Can you extend the instructor-course evaluation past its final sentence?

— TEXT PASSAGE —
※
My evaluation of the IDC and the IE are somewhat variable, but pretty specific.
IDC Delivery and the quality of staffing and preparedness:
You and Jill get high marks for the way you delivered the course and in the no-nonsense approach to identification and correction of deficiencies. Your personality is particularly well-suited for teaching the diversity of future instructors that you meet – and you would probably do well teaching in some institutions too. A great (sick) sense of humor kept the students engaged and was good for team building. Jill was always friendly and the two of you were approachable when any of us had questions or wanted to obsess on a particular point. Good delivery by a skilled and compassionate staff – this part was great. I enjoyed the course and left with a sense of accomplishment.
And you took no crap. For the pool session of the IE, there were people struggling to do a fin pivot and trying to keep something / any thing on the bottom. You identified the defects early and gave clear direction to fix them.
Pizza night was successful and maybe a lot of help for the interns who received the material late. I did remember the answers for a couple of IE questions and enjoyed the evening.
Course materials and structure for delivery.
This was not your fault, but I think that the structure and the volume of the PowerPoint slides is terrible. To have you read or elaborate from the slides and for us to listen to material that we could have had as pre-reading was an inefficient use of all our time. Why not have most of this material as a prescriptive lesson. We do the pre-work, take a programmed, comprehensive test, and based upon the answers – there are a few areas to remediate. Then we could spend many available hours on elaboration of points of interest or spend hours in the pool working on teaching or having the IDC staff do some “Master Class” sessions.
No one arrives at the IDC as a surprise. We plan this in advance and I am pretty sure that everyone could have done another 20 to 40 hours or pre-work – freeing-up a couple of IDC days for the elaboration, demonstration, and practice. There is such an opportunity for productivity and enrichment with the prescriptive structure – to abuse future students without prioritizing the resources to make improvements is nearly criminal.
PADI has made progress with several of the courses to reduce the deadly classroom time – why not apply a good idea to the instructor course. Someone needs to fix this!
※
— RECORDS SHOWN —
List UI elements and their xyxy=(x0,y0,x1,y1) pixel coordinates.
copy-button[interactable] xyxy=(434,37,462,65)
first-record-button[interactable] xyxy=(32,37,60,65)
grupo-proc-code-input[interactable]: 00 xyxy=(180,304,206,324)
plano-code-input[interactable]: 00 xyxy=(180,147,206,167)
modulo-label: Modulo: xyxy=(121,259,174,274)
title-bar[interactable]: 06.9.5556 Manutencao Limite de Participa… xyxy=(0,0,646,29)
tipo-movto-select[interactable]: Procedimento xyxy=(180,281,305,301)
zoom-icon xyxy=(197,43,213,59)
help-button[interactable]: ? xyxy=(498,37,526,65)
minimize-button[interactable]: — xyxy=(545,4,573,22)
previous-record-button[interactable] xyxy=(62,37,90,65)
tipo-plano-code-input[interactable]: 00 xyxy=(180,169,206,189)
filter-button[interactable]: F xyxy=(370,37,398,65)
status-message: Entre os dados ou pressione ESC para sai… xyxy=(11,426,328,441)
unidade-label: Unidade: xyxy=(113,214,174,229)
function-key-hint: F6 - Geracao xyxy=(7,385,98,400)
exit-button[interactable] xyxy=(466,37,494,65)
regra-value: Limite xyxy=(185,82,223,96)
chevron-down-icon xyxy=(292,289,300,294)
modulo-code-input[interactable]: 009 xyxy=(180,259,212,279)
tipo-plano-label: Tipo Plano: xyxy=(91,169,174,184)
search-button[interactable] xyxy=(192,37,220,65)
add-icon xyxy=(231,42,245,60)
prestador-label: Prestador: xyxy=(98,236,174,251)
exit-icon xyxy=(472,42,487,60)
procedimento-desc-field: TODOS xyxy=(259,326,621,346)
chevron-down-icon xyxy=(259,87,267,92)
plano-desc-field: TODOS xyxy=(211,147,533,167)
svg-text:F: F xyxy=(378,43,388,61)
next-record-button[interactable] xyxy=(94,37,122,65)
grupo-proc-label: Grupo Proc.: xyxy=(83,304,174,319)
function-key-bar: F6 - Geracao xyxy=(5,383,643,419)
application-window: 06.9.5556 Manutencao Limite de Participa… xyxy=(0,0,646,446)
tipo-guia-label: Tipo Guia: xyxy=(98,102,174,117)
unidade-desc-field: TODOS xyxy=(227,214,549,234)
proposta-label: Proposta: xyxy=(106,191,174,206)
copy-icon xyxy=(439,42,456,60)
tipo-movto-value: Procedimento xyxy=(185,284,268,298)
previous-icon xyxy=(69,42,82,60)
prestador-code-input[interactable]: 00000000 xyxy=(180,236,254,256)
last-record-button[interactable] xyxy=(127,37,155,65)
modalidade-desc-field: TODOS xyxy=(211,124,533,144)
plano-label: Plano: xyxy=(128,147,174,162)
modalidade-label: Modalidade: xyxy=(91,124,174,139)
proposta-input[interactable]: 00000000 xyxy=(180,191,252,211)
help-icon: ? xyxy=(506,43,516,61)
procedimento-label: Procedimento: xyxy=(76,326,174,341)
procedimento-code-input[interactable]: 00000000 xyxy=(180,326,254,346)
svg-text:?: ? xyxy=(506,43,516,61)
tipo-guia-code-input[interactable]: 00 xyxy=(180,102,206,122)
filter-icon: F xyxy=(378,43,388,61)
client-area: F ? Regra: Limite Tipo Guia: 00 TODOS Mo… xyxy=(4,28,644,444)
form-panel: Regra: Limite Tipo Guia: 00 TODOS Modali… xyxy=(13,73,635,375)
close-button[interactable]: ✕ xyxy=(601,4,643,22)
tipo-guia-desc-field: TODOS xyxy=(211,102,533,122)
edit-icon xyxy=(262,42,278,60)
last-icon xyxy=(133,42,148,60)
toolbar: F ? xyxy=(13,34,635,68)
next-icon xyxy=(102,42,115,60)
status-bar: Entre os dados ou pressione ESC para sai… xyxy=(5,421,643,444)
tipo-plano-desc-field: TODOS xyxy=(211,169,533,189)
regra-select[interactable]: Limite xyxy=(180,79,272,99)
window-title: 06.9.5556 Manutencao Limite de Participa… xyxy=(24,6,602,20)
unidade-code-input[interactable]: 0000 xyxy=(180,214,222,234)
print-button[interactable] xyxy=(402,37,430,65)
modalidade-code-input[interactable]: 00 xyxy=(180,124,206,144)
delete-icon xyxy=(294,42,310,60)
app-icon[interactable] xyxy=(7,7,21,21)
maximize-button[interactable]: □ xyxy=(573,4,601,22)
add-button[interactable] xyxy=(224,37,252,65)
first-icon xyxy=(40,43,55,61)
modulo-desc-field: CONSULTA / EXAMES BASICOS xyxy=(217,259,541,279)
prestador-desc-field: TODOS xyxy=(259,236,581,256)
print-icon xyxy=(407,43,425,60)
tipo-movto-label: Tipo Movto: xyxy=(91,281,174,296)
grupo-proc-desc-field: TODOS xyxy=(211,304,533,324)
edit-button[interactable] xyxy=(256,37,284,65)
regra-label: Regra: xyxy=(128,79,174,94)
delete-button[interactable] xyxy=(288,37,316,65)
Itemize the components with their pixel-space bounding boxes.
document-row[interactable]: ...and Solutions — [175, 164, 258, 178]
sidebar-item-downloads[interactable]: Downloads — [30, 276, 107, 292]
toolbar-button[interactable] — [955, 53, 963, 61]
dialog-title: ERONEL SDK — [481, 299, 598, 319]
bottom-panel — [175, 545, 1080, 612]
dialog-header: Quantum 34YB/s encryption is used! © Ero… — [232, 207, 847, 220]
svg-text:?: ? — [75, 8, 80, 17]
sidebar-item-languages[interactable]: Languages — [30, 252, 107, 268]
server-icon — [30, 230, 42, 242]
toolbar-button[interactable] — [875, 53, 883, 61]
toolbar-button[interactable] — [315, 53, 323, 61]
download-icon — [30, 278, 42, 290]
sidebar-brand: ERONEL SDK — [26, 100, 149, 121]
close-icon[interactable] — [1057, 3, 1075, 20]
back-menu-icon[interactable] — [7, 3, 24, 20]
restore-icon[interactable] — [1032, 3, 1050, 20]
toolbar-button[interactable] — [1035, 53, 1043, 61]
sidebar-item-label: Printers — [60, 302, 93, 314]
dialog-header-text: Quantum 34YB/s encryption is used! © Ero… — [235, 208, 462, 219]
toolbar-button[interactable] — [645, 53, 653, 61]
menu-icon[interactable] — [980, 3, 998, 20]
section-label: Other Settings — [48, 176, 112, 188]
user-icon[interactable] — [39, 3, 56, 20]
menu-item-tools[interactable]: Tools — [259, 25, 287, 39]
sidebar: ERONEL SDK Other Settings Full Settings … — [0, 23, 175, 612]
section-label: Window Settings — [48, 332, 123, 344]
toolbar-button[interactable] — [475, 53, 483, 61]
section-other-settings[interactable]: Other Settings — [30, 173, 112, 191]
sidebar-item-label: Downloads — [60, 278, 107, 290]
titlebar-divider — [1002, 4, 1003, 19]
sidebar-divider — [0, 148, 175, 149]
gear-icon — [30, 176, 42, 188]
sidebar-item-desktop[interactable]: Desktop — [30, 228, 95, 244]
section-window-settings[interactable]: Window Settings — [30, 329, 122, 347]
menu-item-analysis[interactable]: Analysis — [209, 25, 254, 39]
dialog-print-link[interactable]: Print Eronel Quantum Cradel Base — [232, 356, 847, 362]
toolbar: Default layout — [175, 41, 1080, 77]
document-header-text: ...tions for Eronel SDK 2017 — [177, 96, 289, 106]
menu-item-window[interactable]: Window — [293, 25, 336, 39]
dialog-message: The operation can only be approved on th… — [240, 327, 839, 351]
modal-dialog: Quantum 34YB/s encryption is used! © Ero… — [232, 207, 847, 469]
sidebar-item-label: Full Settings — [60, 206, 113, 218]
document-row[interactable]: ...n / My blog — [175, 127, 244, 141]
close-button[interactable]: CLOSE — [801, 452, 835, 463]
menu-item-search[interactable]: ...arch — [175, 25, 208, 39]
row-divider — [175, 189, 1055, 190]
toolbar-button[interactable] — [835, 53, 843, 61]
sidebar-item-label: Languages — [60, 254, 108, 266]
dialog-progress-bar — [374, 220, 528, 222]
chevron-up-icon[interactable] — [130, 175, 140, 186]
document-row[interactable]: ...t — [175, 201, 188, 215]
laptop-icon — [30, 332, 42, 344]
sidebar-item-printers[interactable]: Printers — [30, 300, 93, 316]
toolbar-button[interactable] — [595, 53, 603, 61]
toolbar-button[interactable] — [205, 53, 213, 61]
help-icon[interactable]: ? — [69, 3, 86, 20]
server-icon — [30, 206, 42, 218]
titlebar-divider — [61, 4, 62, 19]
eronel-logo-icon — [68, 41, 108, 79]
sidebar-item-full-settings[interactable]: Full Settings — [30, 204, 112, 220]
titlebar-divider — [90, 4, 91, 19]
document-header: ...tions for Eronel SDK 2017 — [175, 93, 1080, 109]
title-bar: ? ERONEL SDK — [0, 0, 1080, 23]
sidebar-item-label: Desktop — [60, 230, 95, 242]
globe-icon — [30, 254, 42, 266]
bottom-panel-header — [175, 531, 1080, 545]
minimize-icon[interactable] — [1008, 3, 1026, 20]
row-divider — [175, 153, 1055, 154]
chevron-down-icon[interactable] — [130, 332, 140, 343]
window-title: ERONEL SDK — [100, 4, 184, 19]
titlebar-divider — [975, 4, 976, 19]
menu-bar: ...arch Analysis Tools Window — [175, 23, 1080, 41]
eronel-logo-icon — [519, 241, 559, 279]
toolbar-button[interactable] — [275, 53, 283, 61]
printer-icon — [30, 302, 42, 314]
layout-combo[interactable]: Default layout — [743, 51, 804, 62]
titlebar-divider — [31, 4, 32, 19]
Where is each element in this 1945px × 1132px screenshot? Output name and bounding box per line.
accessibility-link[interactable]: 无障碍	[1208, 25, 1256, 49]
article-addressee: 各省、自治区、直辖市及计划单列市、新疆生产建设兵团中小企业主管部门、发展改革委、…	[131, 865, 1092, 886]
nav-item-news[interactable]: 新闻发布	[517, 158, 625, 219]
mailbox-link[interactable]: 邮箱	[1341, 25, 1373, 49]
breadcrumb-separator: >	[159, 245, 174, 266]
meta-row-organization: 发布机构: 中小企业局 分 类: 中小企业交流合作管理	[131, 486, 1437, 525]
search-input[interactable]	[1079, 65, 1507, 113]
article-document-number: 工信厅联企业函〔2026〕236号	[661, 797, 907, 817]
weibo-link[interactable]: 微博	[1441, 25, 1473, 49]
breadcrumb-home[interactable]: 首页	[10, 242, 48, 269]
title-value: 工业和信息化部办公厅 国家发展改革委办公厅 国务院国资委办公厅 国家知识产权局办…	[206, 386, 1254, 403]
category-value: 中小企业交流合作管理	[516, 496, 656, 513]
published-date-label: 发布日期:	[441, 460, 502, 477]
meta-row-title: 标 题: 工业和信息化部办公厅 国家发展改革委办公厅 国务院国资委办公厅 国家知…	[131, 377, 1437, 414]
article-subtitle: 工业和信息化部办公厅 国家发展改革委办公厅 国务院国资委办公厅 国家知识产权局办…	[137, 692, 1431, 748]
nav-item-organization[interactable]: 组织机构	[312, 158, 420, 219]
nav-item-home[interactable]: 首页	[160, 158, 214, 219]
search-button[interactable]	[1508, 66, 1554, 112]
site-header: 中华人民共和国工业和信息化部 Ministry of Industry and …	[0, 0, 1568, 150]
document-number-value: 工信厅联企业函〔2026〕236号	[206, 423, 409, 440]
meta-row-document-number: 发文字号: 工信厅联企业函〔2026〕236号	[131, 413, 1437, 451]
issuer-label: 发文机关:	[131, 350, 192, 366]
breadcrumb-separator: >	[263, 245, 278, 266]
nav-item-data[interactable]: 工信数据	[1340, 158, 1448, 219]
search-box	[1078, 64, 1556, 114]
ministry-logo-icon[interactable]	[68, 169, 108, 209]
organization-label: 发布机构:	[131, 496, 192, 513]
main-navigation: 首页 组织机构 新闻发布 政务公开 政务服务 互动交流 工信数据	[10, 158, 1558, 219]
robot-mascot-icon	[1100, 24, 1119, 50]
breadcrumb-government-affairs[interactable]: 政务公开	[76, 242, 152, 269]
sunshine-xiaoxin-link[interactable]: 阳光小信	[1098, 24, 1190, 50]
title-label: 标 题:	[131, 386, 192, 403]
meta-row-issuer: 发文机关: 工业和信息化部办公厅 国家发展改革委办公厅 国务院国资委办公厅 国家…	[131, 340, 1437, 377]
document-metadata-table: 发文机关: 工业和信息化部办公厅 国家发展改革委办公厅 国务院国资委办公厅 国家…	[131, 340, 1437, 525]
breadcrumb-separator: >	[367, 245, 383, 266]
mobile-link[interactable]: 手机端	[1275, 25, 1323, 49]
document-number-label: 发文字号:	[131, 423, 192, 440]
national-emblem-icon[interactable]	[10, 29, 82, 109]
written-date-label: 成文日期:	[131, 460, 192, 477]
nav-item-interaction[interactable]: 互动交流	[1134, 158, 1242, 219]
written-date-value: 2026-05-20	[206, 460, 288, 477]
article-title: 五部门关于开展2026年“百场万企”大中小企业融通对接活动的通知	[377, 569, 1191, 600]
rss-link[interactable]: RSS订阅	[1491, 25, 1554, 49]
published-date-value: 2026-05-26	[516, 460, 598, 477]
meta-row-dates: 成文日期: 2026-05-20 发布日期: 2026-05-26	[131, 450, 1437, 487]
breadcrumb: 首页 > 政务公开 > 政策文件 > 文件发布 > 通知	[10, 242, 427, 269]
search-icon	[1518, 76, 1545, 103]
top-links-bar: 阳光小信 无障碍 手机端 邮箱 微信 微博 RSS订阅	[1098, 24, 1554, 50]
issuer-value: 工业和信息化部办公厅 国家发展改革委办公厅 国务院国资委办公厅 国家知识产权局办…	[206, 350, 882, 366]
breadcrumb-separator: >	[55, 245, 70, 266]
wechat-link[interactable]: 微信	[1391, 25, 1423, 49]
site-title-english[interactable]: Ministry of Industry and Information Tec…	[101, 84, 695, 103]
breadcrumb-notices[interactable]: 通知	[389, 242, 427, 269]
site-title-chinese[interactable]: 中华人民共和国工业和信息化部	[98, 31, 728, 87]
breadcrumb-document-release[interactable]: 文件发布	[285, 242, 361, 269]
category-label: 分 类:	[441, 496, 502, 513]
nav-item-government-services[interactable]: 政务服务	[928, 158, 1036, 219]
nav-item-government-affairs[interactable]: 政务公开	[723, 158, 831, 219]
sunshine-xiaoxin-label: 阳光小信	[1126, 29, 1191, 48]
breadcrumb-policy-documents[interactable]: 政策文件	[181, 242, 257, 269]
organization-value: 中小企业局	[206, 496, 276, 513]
※
— EXERCISE RESPONSE —
Doing the IDC through Rainbow Reef – This worked great for me – better than I expected.
My reasons for applying for your IDC were:
You do this almost each month of the year – IDC scheduling should be able to match my “day job” and by now you should be pretty good at it. Both expectations were correct. And you have a high rate of students successful in the IE.
Cheap housing. This was a secondary criteria. However, the Scuba House was just fine and for the price was GREAT. I really wanted access to a kitchen and it worked fine. The fellow students and the RR interns were all very livable. Especially the interns – they gave us the run of the house and didn’t interrupt our study and prep – EVER. Interns were GREAT.
An unexpected benefit was rooming with two other IDC students. This was far more helpful than I would have expected. Aside from the fact that you teach this course monthly, rooming with fellow students was probably the 2nd biggest benefit of signing-up for your IDC through RR.
And who can forget the IE and examiners:
I thought that Scott and Gary were good at what they did and were pretty nice guys. Maybe not quite as funny as you, but they kept the whole thing moving efficiently and tried to manage the stress levels. Once we finished the pool work on Saturday morning, I thought it was easy sailing to the end. I liked the examiners – they seem like guys you could drink with.
In the future, if I know of someone considering the instructor course, I will certainly direct them your way. The whole experience was good for me and I will try to represent you will in the industry.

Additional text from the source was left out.